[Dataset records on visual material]
###

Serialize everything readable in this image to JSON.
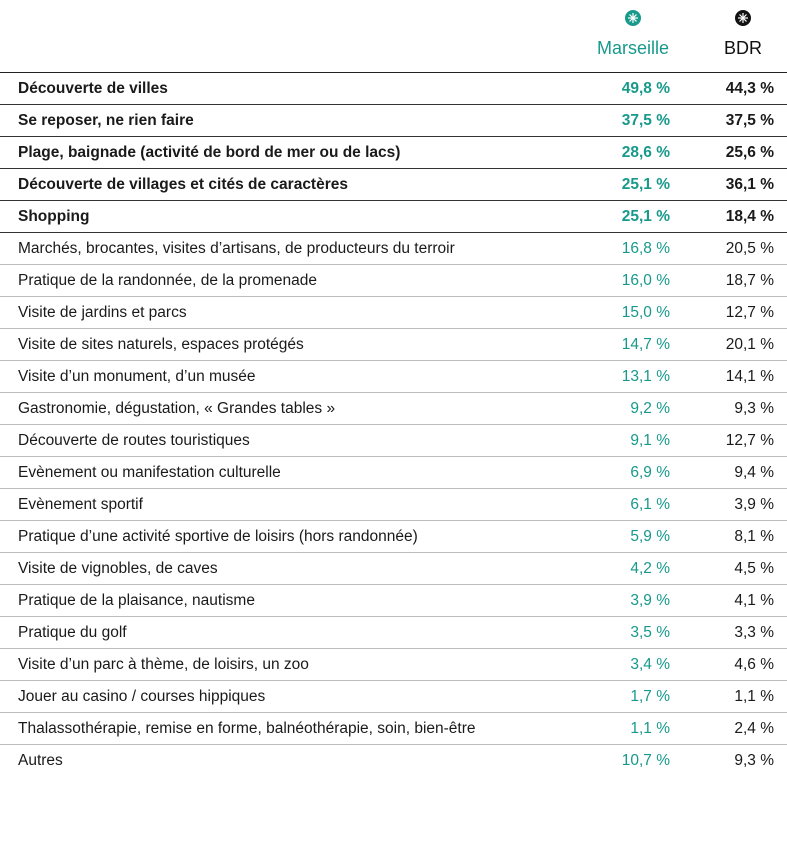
{
  "table": {
    "columns": [
      "Marseille",
      "BDR"
    ],
    "rows": [
      [
        "Découverte de villes",
        "49,8 %",
        "44,3 %"
      ],
      [
        "Se reposer, ne rien faire",
        "37,5 %",
        "37,5 %"
      ],
      [
        "Plage, baignade (activité de bord de mer ou de lacs)",
        "28,6 %",
        "25,6 %"
      ],
      [
        "Découverte de villages et cités de caractères",
        "25,1 %",
        "36,1 %"
      ],
      [
        "Shopping",
        "25,1 %",
        "18,4 %"
      ],
      [
        "Marchés, brocantes, visites d’artisans, de producteurs du terroir",
        "16,8 %",
        "20,5 %"
      ],
      [
        "Pratique de la randonnée, de la promenade",
        "16,0 %",
        "18,7 %"
      ],
      [
        "Visite de jardins et parcs",
        "15,0 %",
        "12,7 %"
      ],
      [
        "Visite de sites naturels, espaces protégés",
        "14,7 %",
        "20,1 %"
      ],
      [
        "Visite d’un monument, d’un musée",
        "13,1 %",
        "14,1 %"
      ],
      [
        "Gastronomie, dégustation, « Grandes tables »",
        "9,2 %",
        "9,3 %"
      ],
      [
        "Découverte de routes touristiques",
        "9,1 %",
        "12,7 %"
      ],
      [
        "Evènement ou manifestation culturelle",
        "6,9 %",
        "9,4 %"
      ],
      [
        "Evènement sportif",
        "6,1 %",
        "3,9 %"
      ],
      [
        "Pratique d’une activité sportive de loisirs (hors randonnée)",
        "5,9 %",
        "8,1 %"
      ],
      [
        "Visite de vignobles, de caves",
        "4,2 %",
        "4,5 %"
      ],
      [
        "Pratique de la plaisance, nautisme",
        "3,9 %",
        "4,1 %"
      ],
      [
        "Pratique du golf",
        "3,5 %",
        "3,3 %"
      ],
      [
        "Visite d’un parc à thème, de loisirs, un zoo",
        "3,4 %",
        "4,6 %"
      ],
      [
        "Jouer au casino / courses hippiques",
        "1,7 %",
        "1,1 %"
      ],
      [
        "Thalassothérapie, remise en forme, balnéothérapie, soin, bien-être",
        "1,1 %",
        "2,4 %"
      ],
      [
        "Autres",
        "10,7 %",
        "9,3 %"
      ]
    ]
  }
}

###

**Do this**. Check each line above for the word "Découverte" and say how many have it, with nothing else.

**Full answer**. 3